◆ **WHAT YOU ARE ASKED TO DO**: All entries must be extracted exactly, with nothing added or dropped.
============
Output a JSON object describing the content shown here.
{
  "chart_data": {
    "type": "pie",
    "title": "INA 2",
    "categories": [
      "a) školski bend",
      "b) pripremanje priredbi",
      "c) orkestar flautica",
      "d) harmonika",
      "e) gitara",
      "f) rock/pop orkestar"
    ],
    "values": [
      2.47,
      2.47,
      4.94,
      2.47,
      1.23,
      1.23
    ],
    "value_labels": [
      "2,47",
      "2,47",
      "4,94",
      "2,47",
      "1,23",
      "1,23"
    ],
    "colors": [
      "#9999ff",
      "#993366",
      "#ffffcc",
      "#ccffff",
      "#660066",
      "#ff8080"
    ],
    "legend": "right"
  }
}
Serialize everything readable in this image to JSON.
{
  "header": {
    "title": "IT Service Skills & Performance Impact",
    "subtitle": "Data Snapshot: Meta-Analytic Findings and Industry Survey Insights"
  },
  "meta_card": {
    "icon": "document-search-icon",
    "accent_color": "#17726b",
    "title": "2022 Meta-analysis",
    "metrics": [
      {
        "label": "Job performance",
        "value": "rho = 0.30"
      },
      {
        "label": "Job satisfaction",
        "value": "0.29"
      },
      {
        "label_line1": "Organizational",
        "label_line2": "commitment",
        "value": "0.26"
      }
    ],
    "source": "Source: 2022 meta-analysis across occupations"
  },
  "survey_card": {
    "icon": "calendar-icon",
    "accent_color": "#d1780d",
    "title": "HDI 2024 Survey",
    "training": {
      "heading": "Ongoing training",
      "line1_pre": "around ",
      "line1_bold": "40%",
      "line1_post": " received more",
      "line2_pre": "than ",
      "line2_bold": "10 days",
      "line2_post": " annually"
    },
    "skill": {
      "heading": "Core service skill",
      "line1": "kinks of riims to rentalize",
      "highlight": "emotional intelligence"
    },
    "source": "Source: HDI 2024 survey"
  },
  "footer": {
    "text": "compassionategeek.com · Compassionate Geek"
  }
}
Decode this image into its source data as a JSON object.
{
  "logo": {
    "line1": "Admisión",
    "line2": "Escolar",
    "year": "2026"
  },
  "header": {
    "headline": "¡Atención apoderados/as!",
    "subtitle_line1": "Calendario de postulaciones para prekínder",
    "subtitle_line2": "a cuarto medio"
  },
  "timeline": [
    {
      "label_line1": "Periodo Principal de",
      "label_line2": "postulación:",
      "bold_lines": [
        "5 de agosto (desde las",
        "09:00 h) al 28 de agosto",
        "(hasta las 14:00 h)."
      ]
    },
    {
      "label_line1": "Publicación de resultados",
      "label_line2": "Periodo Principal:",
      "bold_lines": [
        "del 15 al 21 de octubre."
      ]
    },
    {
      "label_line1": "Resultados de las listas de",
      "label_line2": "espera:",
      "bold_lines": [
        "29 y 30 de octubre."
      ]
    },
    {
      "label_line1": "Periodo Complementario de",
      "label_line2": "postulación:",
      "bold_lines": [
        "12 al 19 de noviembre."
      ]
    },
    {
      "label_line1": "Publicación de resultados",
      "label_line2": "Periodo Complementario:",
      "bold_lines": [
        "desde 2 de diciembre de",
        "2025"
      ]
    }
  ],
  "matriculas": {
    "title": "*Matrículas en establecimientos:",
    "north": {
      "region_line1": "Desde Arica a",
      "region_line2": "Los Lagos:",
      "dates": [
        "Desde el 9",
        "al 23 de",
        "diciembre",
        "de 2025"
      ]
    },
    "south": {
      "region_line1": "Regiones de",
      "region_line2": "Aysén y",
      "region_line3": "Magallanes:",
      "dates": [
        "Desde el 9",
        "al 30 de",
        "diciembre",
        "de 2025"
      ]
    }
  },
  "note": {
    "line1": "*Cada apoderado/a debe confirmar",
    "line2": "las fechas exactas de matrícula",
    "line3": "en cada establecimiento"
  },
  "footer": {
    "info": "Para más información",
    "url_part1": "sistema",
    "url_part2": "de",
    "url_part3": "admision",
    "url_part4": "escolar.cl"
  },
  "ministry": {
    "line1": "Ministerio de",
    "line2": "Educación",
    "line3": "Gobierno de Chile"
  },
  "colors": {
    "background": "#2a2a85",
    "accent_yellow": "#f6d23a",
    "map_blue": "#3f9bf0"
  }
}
============
◆ **RESULT OF THIS TASK**:
Output a JSON object describing the content shown here.
{
  "chart_data": {
    "type": "pie",
    "title": "INA 2",
    "categories": [
      "a) školski bend",
      "b) pripremanje priredbi",
      "c) orkestar flautica",
      "d) harmonika",
      "e) gitara",
      "f) rock/pop orkestar"
    ],
    "values": [
      2.47,
      2.47,
      4.94,
      2.47,
      1.23,
      1.23
    ],
    "value_labels": [
      "2,47",
      "2,47",
      "4,94",
      "2,47",
      "1,23",
      "1,23"
    ],
    "colors": [
      "#9999ff",
      "#993366",
      "#ffffcc",
      "#ccffff",
      "#660066",
      "#ff8080"
    ],
    "legend": "right"
  }
}
Serialize everything readable in this image to JSON.
{
  "header": {
    "title": "IT Service Skills & Performance Impact",
    "subtitle": "Data Snapshot: Meta-Analytic Findings and Industry Survey Insights"
  },
  "meta_card": {
    "icon": "document-search-icon",
    "accent_color": "#17726b",
    "title": "2022 Meta-analysis",
    "metrics": [
      {
        "label": "Job performance",
        "value": "rho = 0.30"
      },
      {
        "label": "Job satisfaction",
        "value": "0.29"
      },
      {
        "label_line1": "Organizational",
        "label_line2": "commitment",
        "value": "0.26"
      }
    ],
    "source": "Source: 2022 meta-analysis across occupations"
  },
  "survey_card": {
    "icon": "calendar-icon",
    "accent_color": "#d1780d",
    "title": "HDI 2024 Survey",
    "training": {
      "heading": "Ongoing training",
      "line1_pre": "around ",
      "line1_bold": "40%",
      "line1_post": " received more",
      "line2_pre": "than ",
      "line2_bold": "10 days",
      "line2_post": " annually"
    },
    "skill": {
      "heading": "Core service skill",
      "line1": "kinks of riims to rentalize",
      "highlight": "emotional intelligence"
    },
    "source": "Source: HDI 2024 survey"
  },
  "footer": {
    "text": "compassionategeek.com · Compassionate Geek"
  }
}
Decode this image into its source data as a JSON object.
{
  "logo": {
    "line1": "Admisión",
    "line2": "Escolar",
    "year": "2026"
  },
  "header": {
    "headline": "¡Atención apoderados/as!",
    "subtitle_line1": "Calendario de postulaciones para prekínder",
    "subtitle_line2": "a cuarto medio"
  },
  "timeline": [
    {
      "label_line1": "Periodo Principal de",
      "label_line2": "postulación:",
      "bold_lines": [
        "5 de agosto (desde las",
        "09:00 h) al 28 de agosto",
        "(hasta las 14:00 h)."
      ]
    },
    {
      "label_line1": "Publicación de resultados",
      "label_line2": "Periodo Principal:",
      "bold_lines": [
        "del 15 al 21 de octubre."
      ]
    },
    {
      "label_line1": "Resultados de las listas de",
      "label_line2": "espera:",
      "bold_lines": [
        "29 y 30 de octubre."
      ]
    },
    {
      "label_line1": "Periodo Complementario de",
      "label_line2": "postulación:",
      "bold_lines": [
        "12 al 19 de noviembre."
      ]
    },
    {
      "label_line1": "Publicación de resultados",
      "label_line2": "Periodo Complementario:",
      "bold_lines": [
        "desde 2 de diciembre de",
        "2025"
      ]
    }
  ],
  "matriculas": {
    "title": "*Matrículas en establecimientos:",
    "north": {
      "region_line1": "Desde Arica a",
      "region_line2": "Los Lagos:",
      "dates": [
        "Desde el 9",
        "al 23 de",
        "diciembre",
        "de 2025"
      ]
    },
    "south": {
      "region_line1": "Regiones de",
      "region_line2": "Aysén y",
      "region_line3": "Magallanes:",
      "dates": [
        "Desde el 9",
        "al 30 de",
        "diciembre",
        "de 2025"
      ]
    }
  },
  "note": {
    "line1": "*Cada apoderado/a debe confirmar",
    "line2": "las fechas exactas de matrícula",
    "line3": "en cada establecimiento"
  },
  "footer": {
    "info": "Para más información",
    "url_part1": "sistema",
    "url_part2": "de",
    "url_part3": "admision",
    "url_part4": "escolar.cl"
  },
  "ministry": {
    "line1": "Ministerio de",
    "line2": "Educación",
    "line3": "Gobierno de Chile"
  },
  "colors": {
    "background": "#2a2a85",
    "accent_yellow": "#f6d23a",
    "map_blue": "#3f9bf0"
  }
}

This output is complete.